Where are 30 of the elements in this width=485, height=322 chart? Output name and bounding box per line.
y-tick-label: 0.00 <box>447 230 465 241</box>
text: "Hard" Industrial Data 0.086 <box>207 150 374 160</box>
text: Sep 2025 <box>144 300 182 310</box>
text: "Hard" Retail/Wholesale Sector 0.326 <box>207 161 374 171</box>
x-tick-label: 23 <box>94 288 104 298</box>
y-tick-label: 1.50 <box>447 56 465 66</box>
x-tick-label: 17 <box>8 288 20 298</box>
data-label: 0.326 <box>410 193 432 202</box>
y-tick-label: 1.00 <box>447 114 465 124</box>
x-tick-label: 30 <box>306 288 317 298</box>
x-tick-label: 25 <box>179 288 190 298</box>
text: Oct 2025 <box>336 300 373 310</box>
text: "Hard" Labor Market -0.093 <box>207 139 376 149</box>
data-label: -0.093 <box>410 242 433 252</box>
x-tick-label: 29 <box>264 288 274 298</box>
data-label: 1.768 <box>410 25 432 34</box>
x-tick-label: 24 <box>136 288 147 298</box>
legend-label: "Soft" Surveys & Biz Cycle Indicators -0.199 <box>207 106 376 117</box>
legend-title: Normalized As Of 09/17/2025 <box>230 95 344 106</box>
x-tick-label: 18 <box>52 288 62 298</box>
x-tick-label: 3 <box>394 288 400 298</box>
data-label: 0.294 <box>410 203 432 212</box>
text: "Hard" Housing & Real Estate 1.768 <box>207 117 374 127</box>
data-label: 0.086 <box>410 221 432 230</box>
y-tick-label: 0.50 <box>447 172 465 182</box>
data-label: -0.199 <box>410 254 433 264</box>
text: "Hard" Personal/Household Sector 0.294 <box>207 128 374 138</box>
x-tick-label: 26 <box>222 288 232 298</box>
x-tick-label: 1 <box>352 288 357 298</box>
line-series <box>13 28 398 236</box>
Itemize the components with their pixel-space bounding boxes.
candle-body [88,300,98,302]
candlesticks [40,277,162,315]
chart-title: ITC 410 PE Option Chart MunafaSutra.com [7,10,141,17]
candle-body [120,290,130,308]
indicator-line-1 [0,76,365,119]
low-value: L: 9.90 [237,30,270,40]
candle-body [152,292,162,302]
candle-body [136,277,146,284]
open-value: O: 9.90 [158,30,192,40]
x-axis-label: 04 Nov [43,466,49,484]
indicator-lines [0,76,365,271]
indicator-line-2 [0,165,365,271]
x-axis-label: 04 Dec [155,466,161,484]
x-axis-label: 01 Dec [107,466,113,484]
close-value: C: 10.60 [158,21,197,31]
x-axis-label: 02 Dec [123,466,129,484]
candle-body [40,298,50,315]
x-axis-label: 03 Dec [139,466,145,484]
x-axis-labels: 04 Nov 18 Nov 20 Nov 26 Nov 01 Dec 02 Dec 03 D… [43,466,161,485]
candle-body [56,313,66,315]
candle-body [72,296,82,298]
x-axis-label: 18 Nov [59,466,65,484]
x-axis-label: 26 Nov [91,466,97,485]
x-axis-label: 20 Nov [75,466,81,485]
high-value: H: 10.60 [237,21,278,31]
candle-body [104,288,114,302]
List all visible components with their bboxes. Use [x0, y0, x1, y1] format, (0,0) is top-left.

++++++++

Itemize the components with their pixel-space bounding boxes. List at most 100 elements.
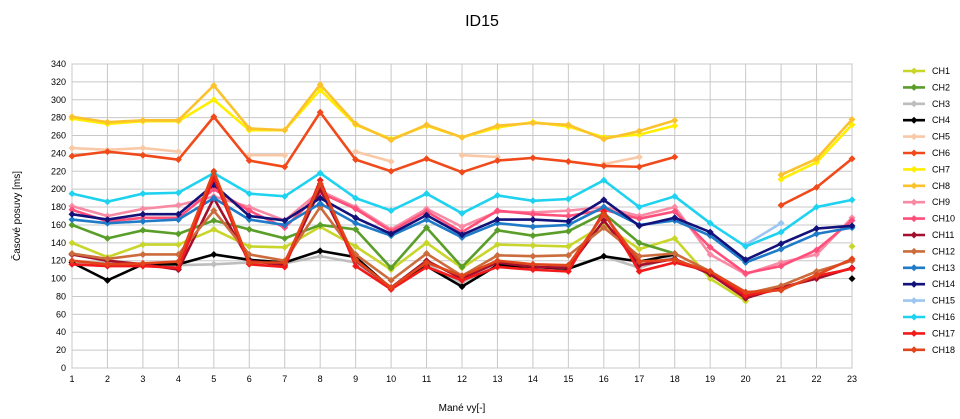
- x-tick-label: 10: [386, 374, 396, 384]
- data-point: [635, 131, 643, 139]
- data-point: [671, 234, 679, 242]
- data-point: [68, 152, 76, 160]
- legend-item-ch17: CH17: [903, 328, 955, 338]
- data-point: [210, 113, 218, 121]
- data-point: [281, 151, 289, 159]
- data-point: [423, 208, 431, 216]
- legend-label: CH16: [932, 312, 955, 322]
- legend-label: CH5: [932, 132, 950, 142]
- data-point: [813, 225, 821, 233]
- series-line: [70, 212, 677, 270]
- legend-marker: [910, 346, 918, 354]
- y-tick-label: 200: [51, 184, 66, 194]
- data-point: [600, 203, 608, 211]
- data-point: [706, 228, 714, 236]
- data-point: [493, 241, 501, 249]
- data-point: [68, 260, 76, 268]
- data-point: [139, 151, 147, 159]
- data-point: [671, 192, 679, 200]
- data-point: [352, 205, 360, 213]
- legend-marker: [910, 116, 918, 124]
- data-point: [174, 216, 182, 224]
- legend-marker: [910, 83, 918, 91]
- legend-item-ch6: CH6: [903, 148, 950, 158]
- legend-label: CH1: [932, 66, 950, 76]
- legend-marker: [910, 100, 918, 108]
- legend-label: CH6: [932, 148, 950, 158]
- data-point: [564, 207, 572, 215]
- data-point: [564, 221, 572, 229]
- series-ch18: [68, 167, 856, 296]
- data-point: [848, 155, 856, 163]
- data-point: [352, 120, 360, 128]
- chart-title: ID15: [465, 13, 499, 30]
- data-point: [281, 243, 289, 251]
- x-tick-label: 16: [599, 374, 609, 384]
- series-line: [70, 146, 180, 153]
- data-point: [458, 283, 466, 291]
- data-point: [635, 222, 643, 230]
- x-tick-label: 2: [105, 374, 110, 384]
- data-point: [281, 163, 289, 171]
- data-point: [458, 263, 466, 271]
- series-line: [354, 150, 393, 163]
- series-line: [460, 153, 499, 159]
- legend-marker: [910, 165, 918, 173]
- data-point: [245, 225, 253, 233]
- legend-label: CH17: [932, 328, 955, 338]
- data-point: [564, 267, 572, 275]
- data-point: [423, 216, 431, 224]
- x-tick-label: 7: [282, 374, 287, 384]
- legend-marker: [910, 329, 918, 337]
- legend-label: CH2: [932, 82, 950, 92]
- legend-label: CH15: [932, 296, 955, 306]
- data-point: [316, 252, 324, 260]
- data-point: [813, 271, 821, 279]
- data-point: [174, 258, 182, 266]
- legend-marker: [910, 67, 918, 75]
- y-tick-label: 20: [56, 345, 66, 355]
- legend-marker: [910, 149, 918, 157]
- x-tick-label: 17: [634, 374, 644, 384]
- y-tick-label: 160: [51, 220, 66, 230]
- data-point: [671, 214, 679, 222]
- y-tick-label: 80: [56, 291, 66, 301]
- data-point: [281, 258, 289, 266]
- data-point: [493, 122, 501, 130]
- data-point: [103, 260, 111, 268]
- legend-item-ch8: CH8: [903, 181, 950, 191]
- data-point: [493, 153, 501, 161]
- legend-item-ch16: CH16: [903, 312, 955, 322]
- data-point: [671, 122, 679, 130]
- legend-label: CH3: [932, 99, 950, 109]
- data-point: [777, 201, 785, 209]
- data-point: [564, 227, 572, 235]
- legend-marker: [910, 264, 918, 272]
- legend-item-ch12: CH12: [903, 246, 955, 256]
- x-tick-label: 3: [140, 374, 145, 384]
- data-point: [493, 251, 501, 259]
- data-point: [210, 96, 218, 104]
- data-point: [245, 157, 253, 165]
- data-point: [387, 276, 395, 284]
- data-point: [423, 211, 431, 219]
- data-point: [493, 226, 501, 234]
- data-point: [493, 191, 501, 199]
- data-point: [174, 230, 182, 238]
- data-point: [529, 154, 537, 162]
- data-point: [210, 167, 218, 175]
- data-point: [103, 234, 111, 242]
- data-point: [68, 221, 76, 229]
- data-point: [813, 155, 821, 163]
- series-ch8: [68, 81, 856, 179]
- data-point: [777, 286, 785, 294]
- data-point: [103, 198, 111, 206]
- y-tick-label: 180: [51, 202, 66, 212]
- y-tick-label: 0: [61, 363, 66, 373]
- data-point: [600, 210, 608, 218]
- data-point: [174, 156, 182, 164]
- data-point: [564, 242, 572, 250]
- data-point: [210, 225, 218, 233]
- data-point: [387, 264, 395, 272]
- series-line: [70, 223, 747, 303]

++++++++

*REQUEST:* Rewrite the lines between the one holding "- x-tick-label: 10: [386, 374, 396, 384]" and the one holding "- legend-marker: [910, 100, 918, 108]", inclusive, replacing "legend-marker" with "legend-symbol" and leaving all else unchanged.

*REPLY:*
- x-tick-label: 10: [386, 374, 396, 384]
- data-point: [635, 131, 643, 139]
- data-point: [671, 234, 679, 242]
- data-point: [68, 152, 76, 160]
- legend-item-ch17: CH17: [903, 328, 955, 338]
- data-point: [210, 113, 218, 121]
- data-point: [281, 151, 289, 159]
- data-point: [423, 208, 431, 216]
- legend-label: CH16: [932, 312, 955, 322]
- legend-label: CH5: [932, 132, 950, 142]
- data-point: [813, 225, 821, 233]
- series-line: [70, 212, 677, 270]
- legend-symbol: [910, 346, 918, 354]
- y-tick-label: 200: [51, 184, 66, 194]
- data-point: [600, 203, 608, 211]
- data-point: [706, 228, 714, 236]
- data-point: [493, 241, 501, 249]
- data-point: [68, 260, 76, 268]
- data-point: [139, 151, 147, 159]
- data-point: [671, 192, 679, 200]
- data-point: [352, 205, 360, 213]
- legend-symbol: [910, 116, 918, 124]
- data-point: [174, 216, 182, 224]
- legend-symbol: [910, 83, 918, 91]
- legend-item-ch6: CH6: [903, 148, 950, 158]
- legend-label: CH1: [932, 66, 950, 76]
- legend-symbol: [910, 100, 918, 108]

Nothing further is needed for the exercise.